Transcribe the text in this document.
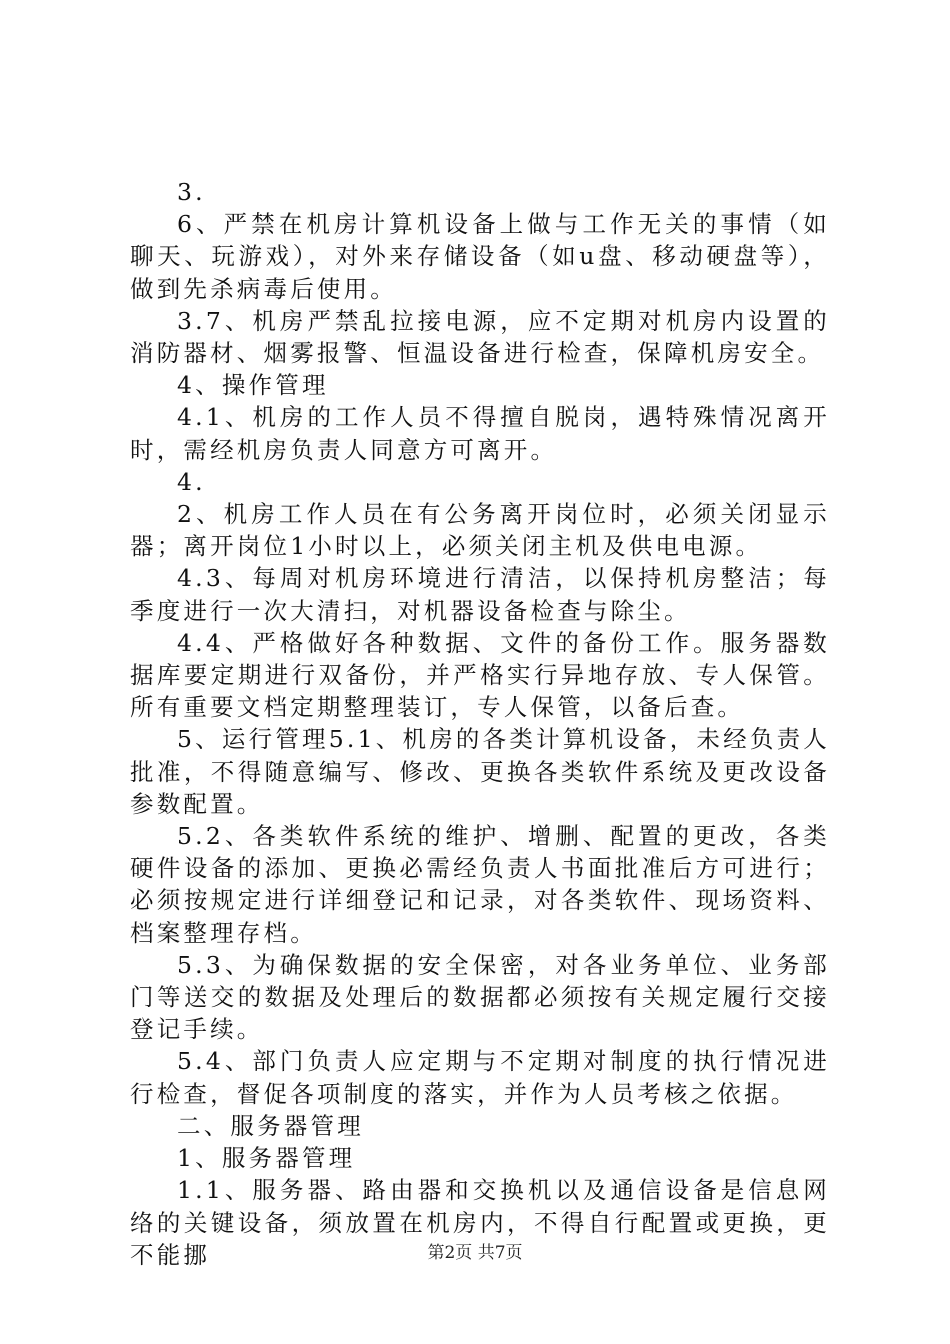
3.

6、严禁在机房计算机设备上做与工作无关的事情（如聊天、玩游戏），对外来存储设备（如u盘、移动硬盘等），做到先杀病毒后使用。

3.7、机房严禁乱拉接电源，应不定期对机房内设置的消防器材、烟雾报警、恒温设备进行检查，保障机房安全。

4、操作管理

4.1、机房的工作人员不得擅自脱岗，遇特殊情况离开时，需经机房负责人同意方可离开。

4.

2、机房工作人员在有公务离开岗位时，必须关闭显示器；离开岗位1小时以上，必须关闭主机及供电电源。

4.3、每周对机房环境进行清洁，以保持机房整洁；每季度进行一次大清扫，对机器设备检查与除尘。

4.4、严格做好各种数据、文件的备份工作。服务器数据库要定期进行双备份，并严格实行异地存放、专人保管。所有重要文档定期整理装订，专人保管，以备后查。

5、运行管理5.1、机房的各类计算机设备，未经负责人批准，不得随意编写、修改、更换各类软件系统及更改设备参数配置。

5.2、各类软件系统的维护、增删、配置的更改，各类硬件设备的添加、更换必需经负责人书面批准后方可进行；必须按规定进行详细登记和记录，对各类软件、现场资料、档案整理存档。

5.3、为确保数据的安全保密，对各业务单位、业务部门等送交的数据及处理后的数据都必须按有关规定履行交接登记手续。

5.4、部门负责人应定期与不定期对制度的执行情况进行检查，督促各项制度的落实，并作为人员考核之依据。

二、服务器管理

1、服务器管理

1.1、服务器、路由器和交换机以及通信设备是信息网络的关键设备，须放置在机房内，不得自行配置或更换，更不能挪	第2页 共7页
==
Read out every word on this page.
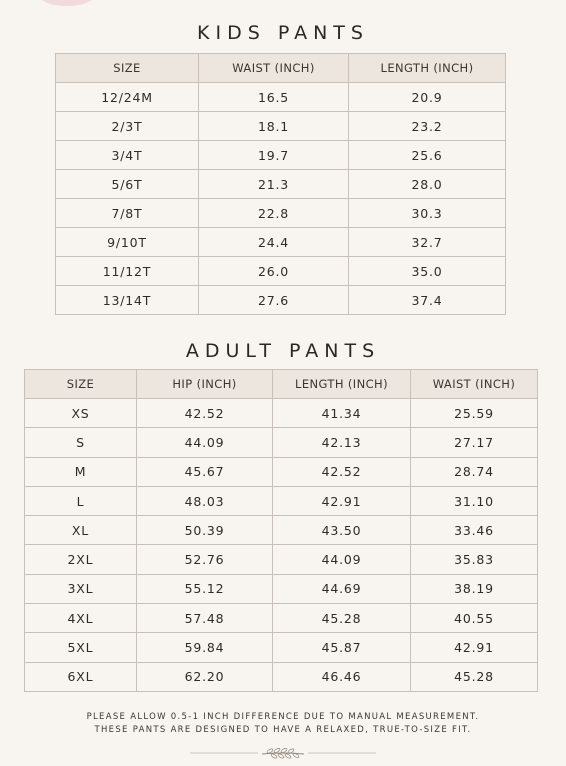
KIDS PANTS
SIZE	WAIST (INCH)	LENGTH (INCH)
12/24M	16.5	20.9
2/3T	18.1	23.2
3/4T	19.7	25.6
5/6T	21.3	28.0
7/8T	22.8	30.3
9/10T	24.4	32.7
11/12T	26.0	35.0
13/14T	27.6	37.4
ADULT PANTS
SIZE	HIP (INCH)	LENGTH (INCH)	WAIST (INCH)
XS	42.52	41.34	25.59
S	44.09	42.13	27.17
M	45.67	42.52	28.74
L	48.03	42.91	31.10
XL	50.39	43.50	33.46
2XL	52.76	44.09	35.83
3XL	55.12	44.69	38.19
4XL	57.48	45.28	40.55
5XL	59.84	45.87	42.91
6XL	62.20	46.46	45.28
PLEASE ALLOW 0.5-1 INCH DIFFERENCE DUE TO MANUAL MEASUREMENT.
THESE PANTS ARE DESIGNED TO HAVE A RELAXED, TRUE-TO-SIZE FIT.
==
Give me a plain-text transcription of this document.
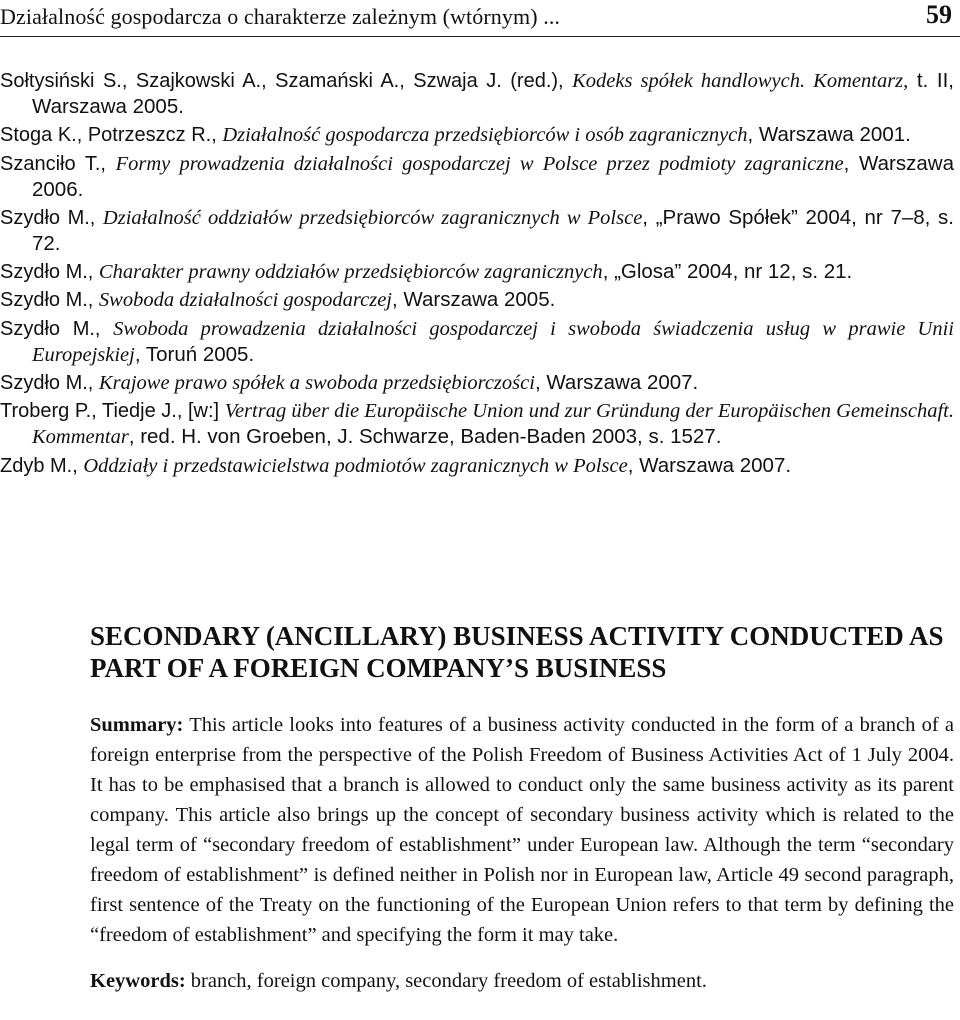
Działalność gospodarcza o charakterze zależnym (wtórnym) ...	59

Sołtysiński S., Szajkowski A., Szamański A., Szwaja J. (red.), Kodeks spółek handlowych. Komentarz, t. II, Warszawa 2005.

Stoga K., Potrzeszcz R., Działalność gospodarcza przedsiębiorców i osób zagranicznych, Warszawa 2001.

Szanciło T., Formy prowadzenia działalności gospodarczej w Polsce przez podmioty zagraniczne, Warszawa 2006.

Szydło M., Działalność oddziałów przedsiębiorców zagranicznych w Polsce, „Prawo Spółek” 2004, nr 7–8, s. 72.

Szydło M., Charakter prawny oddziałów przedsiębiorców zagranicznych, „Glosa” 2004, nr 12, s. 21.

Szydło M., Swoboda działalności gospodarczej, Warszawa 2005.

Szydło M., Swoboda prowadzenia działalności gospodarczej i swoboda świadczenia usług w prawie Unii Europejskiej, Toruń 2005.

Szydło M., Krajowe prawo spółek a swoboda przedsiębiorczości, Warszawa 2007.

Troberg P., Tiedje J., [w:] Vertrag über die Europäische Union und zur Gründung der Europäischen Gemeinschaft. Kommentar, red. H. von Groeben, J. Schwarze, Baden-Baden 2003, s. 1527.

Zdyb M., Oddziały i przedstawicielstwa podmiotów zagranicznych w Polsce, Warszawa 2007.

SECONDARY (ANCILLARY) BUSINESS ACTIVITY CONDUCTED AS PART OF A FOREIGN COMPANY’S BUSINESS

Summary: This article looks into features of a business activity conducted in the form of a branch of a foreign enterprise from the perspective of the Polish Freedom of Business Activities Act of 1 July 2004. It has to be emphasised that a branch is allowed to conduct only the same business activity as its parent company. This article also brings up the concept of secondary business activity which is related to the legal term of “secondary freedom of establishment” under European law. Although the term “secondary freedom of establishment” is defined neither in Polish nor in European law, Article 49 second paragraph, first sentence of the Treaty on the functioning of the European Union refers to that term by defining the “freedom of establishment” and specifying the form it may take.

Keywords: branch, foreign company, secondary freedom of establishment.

WHAT YOU WILL DO - Gather all lines of the records that include the word "document".

OUTPUT -
Transcribe the text in this document.
Give me a plain-text transcription of this document.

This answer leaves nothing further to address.